■ **原文**:
_____
HashMap源码分析

Counter-Strike大牛

已于 2024-04-04 11:27:41 修改

阅读量674

点赞数 14

文章标签：哈希算法算法 HashMap java

于 2024-03-17 21:47:55 首次发布

本文链接：https://blog.csdn.net/qq_34972627/article/details/136791054

版权

扰动函数

为什么使用扰动函数

增加随机性，让元素散列均匀，减少碰撞。

源码分析

看下hashMap计算hash的源码：

/**
 * Computes key.hashCode() and spreads (XORs) higher bits of hash
 * to lower.  Because the table uses power-of-two masking, sets of
 * hashes that vary only in bits above the current mask will
 * always collide. (Among known examples are sets of Float keys
 * holding consecutive whole numbers in small tables.)  So we
 * apply a transform that spreads the impact of higher bits
 * downward. There is a tradeoff between speed, utility, and
 * quality of bit-spreading. Because many common sets of hashes
 * are already reasonably distributed (so don't benefit from
 * spreading), and because we use trees to handle large sets of
 * collisions in bins, we just XOR some shifted bits in the
 * cheapest possible way to reduce systematic lossage, as well as
 * to incorporate impact of the highest bits that would otherwise
 * never be used in index calculations because of table bounds.
 */
static final int hash(Object key) {
    int h;
    return (key == null) ? 0 : (h = key.hashCode()) ^ (h >>> 16);
}

可以看到，计算hash时，使用hash与右移16位的hash做了异或运算。16位正好是自己二进制长度的一半，之后与原hash的做异或运算，这样就混合了原hash中的高位和低位，增大了随机性。
然后再用这个二进制数字与map容量减一进行与运算，就得到了这个key应该存放的位置。

初始化容量

先说总则：初始化容量只能是2的n次幂，如果声明不是，则自动转换为大于声明容量的最小的2的n次幂。
先看源码：

/**
 * Constructs an empty <tt>HashMap</tt> with the specified initial
 * capacity and load factor.
 *
 * @param  initialCapacity the initial capacity
 * @param  loadFactor      the load factor
 * @throws IllegalArgumentException if the initial capacity is negative
 *         or the load factor is nonpositive
 */
public HashMap(int initialCapacity, float loadFactor) {
    if (initialCapacity < 0)
_____
■ **练习目标**:
根据原文，HashMap使用扰动函数的目的是什么？ 后面的记录与本练习无关。

(已存条目)
_____
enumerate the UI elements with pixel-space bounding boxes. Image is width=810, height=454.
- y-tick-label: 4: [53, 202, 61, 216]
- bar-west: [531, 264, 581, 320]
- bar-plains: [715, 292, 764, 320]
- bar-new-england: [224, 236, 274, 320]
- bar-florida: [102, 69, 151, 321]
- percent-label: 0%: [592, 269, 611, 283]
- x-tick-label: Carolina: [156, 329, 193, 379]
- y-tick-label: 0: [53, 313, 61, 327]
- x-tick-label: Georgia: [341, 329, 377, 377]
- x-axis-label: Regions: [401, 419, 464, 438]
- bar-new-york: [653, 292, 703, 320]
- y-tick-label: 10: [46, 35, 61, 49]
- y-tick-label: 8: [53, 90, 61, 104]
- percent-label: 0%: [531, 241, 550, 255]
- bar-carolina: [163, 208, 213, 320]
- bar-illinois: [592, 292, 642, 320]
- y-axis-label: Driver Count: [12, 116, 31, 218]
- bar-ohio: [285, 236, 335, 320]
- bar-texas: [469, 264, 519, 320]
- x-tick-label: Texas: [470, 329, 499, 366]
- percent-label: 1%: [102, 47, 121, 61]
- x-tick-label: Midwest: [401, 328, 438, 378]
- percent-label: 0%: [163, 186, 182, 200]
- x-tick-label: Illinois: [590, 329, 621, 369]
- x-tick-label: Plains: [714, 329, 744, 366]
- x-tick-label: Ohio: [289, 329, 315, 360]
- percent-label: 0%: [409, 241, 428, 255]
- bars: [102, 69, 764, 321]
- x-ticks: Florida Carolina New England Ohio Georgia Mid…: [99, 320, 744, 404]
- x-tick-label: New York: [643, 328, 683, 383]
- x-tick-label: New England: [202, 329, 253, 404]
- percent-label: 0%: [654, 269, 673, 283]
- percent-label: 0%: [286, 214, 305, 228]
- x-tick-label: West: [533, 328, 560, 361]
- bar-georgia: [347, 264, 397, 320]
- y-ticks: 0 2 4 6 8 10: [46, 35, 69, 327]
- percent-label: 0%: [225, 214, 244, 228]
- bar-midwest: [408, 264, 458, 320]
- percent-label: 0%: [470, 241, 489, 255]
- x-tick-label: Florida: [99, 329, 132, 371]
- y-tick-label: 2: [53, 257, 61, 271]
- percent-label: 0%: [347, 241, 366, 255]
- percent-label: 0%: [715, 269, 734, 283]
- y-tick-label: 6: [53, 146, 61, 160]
_____
■ **练习结果**:
增加随机性，让元素散列均匀，减少碰撞。